● **Directive**
Copy the material below line for line, leaving every character unchanged.

● **Supplied material**
────────────────────────────────────────
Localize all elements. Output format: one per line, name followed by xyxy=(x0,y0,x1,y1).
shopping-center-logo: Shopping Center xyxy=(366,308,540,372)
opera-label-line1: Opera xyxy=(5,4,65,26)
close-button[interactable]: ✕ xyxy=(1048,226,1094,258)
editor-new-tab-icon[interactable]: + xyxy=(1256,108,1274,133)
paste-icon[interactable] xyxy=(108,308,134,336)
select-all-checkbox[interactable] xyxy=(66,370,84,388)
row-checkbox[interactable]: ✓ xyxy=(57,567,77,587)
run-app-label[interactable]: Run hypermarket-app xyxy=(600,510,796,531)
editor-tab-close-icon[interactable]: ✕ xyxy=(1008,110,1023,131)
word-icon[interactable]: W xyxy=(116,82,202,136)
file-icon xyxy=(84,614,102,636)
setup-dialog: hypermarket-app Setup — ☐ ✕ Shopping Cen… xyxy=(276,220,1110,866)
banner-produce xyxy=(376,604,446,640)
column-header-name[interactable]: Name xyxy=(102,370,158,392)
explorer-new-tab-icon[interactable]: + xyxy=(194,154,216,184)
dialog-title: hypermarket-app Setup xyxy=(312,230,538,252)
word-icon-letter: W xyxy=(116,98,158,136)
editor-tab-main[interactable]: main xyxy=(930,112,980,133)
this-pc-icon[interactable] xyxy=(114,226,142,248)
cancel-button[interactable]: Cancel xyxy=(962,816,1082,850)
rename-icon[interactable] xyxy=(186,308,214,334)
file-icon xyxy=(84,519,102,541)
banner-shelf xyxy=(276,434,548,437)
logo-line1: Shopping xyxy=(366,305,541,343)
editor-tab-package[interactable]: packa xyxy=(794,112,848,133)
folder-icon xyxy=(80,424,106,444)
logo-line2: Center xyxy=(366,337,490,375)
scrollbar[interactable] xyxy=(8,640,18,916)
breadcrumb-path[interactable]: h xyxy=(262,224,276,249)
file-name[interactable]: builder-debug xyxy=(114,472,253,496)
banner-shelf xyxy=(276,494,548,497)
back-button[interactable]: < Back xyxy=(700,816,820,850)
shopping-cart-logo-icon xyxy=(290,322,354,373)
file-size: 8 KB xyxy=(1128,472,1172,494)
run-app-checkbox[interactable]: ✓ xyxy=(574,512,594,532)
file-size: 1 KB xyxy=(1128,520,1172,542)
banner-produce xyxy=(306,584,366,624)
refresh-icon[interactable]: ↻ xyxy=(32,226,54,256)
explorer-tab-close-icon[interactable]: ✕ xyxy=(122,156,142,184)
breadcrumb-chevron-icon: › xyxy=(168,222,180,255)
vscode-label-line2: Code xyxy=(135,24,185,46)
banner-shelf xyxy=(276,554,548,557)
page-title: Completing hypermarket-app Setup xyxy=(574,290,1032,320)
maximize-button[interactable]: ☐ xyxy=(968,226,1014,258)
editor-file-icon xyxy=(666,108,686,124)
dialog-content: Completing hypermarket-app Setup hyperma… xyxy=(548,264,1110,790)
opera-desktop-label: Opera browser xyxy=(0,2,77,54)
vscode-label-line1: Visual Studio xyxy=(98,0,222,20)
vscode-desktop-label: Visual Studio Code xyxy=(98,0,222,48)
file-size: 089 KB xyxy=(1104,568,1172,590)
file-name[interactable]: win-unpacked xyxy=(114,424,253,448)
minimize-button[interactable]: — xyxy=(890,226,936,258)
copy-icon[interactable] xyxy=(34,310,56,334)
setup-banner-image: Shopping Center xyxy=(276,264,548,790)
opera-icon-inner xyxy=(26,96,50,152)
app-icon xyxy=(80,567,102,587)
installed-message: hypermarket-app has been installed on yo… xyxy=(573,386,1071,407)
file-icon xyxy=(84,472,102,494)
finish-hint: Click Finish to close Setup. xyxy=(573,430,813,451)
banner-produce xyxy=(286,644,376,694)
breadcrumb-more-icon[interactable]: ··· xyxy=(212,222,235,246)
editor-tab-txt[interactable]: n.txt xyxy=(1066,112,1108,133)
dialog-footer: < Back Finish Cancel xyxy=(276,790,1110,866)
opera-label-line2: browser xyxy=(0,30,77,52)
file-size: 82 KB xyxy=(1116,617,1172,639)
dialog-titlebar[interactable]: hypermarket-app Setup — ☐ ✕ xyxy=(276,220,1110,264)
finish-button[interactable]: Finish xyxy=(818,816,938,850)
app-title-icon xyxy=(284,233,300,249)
────────────────────────────────────────
● **Full output**
Localize all elements. Output format: one per line, name followed by xyxy=(x0,y0,x1,y1).
shopping-center-logo: Shopping Center xyxy=(366,308,540,372)
opera-label-line1: Opera xyxy=(5,4,65,26)
close-button[interactable]: ✕ xyxy=(1048,226,1094,258)
editor-new-tab-icon[interactable]: + xyxy=(1256,108,1274,133)
paste-icon[interactable] xyxy=(108,308,134,336)
select-all-checkbox[interactable] xyxy=(66,370,84,388)
row-checkbox[interactable]: ✓ xyxy=(57,567,77,587)
run-app-label[interactable]: Run hypermarket-app xyxy=(600,510,796,531)
editor-tab-close-icon[interactable]: ✕ xyxy=(1008,110,1023,131)
word-icon[interactable]: W xyxy=(116,82,202,136)
file-icon xyxy=(84,614,102,636)
setup-dialog: hypermarket-app Setup — ☐ ✕ Shopping Cen… xyxy=(276,220,1110,866)
banner-produce xyxy=(376,604,446,640)
column-header-name[interactable]: Name xyxy=(102,370,158,392)
explorer-new-tab-icon[interactable]: + xyxy=(194,154,216,184)
dialog-title: hypermarket-app Setup xyxy=(312,230,538,252)
word-icon-letter: W xyxy=(116,98,158,136)
editor-tab-main[interactable]: main xyxy=(930,112,980,133)
this-pc-icon[interactable] xyxy=(114,226,142,248)
cancel-button[interactable]: Cancel xyxy=(962,816,1082,850)
rename-icon[interactable] xyxy=(186,308,214,334)
file-icon xyxy=(84,519,102,541)
banner-shelf xyxy=(276,434,548,437)
logo-line1: Shopping xyxy=(366,305,541,343)
editor-tab-package[interactable]: packa xyxy=(794,112,848,133)
folder-icon xyxy=(80,424,106,444)
logo-line2: Center xyxy=(366,337,490,375)
scrollbar[interactable] xyxy=(8,640,18,916)
breadcrumb-path[interactable]: h xyxy=(262,224,276,249)
file-name[interactable]: builder-debug xyxy=(114,472,253,496)
banner-shelf xyxy=(276,494,548,497)
back-button[interactable]: < Back xyxy=(700,816,820,850)
shopping-cart-logo-icon xyxy=(290,322,354,373)
file-size: 8 KB xyxy=(1128,472,1172,494)
run-app-checkbox[interactable]: ✓ xyxy=(574,512,594,532)
file-size: 1 KB xyxy=(1128,520,1172,542)
banner-produce xyxy=(306,584,366,624)
refresh-icon[interactable]: ↻ xyxy=(32,226,54,256)
explorer-tab-close-icon[interactable]: ✕ xyxy=(122,156,142,184)
breadcrumb-chevron-icon: › xyxy=(168,222,180,255)
vscode-label-line2: Code xyxy=(135,24,185,46)
banner-shelf xyxy=(276,554,548,557)
page-title: Completing hypermarket-app Setup xyxy=(574,290,1032,320)
maximize-button[interactable]: ☐ xyxy=(968,226,1014,258)
editor-file-icon xyxy=(666,108,686,124)
dialog-content: Completing hypermarket-app Setup hyperma… xyxy=(548,264,1110,790)
opera-desktop-label: Opera browser xyxy=(0,2,77,54)
vscode-label-line1: Visual Studio xyxy=(98,0,222,20)
vscode-desktop-label: Visual Studio Code xyxy=(98,0,222,48)
file-size: 089 KB xyxy=(1104,568,1172,590)
file-name[interactable]: win-unpacked xyxy=(114,424,253,448)
minimize-button[interactable]: — xyxy=(890,226,936,258)
copy-icon[interactable] xyxy=(34,310,56,334)
setup-banner-image: Shopping Center xyxy=(276,264,548,790)
opera-icon-inner xyxy=(26,96,50,152)
app-icon xyxy=(80,567,102,587)
installed-message: hypermarket-app has been installed on yo… xyxy=(573,386,1071,407)
file-icon xyxy=(84,472,102,494)
finish-hint: Click Finish to close Setup. xyxy=(573,430,813,451)
banner-produce xyxy=(286,644,376,694)
breadcrumb-more-icon[interactable]: ··· xyxy=(212,222,235,246)
editor-tab-txt[interactable]: n.txt xyxy=(1066,112,1108,133)
dialog-footer: < Back Finish Cancel xyxy=(276,790,1110,866)
opera-label-line2: browser xyxy=(0,30,77,52)
file-size: 82 KB xyxy=(1116,617,1172,639)
dialog-titlebar[interactable]: hypermarket-app Setup — ☐ ✕ xyxy=(276,220,1110,264)
finish-button[interactable]: Finish xyxy=(818,816,938,850)
app-title-icon xyxy=(284,233,300,249)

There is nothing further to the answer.